◆ WHAT IS EXPECTED
Pick out all lines of the entries that include the word "values" and copy them.
*** RECORDS SHOWN
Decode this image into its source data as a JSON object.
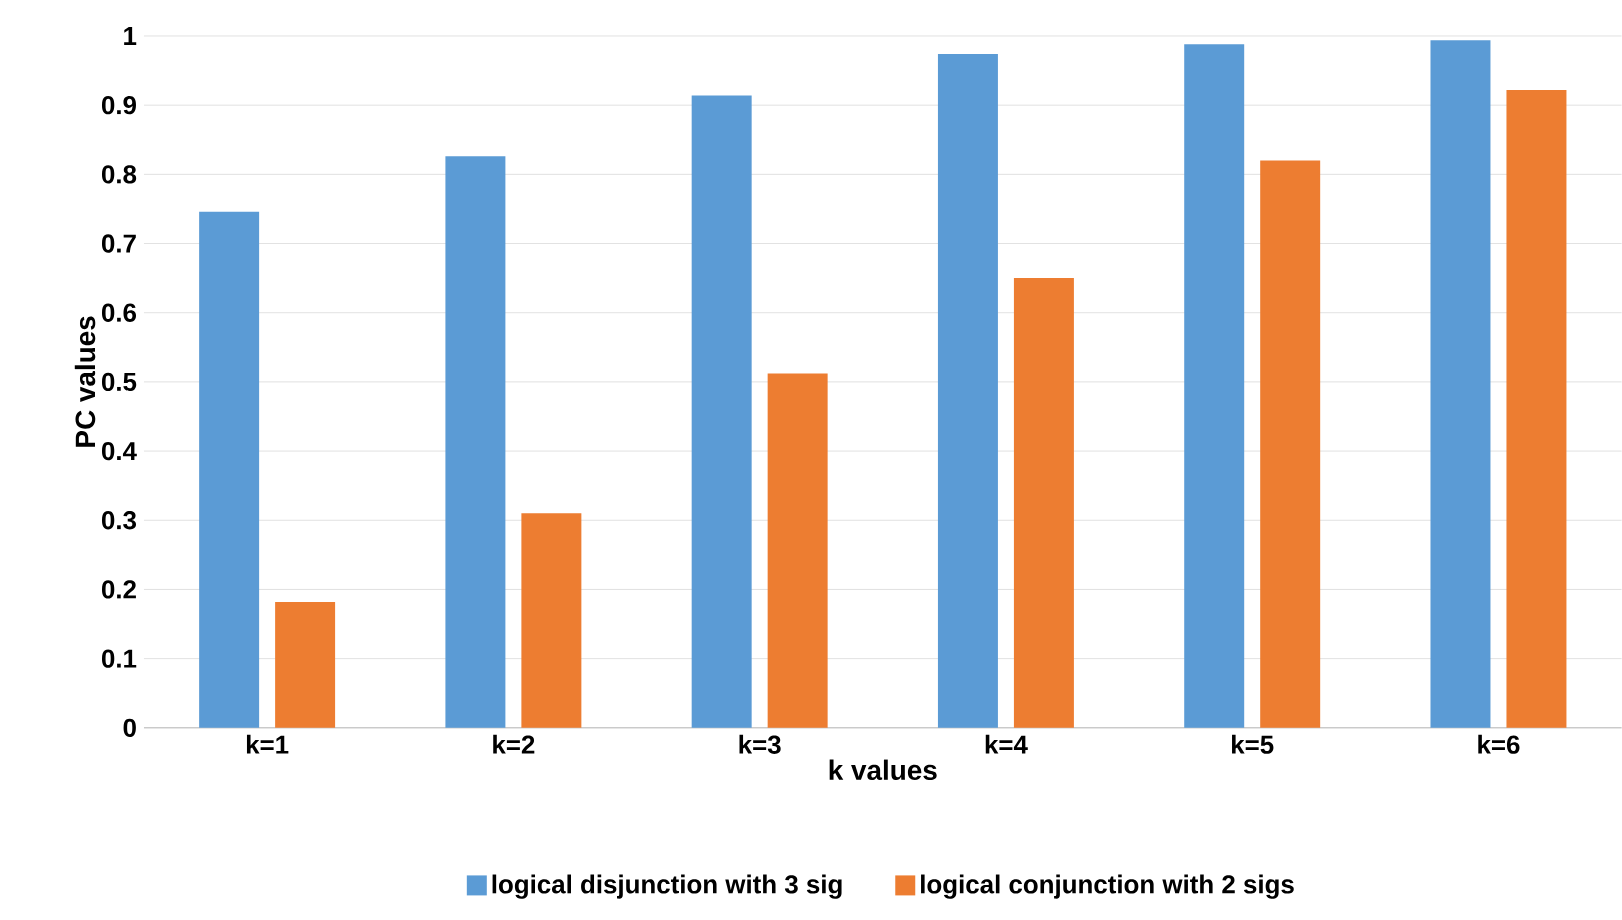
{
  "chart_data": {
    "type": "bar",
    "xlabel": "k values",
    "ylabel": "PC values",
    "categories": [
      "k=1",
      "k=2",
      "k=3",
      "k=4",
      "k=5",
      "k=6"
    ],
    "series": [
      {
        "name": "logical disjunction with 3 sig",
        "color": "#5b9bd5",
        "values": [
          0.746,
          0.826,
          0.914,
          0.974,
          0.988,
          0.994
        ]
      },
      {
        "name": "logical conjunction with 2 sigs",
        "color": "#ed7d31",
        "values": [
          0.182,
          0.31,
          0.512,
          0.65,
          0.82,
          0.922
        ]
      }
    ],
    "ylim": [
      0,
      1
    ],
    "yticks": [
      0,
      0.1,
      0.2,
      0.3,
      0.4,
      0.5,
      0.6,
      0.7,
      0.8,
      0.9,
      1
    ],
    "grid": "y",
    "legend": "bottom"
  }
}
******
◆ RESPONSE TO THE EXERCISE
    "xlabel": "k values",
    "ylabel": "PC values",
        "values": [
        "values": [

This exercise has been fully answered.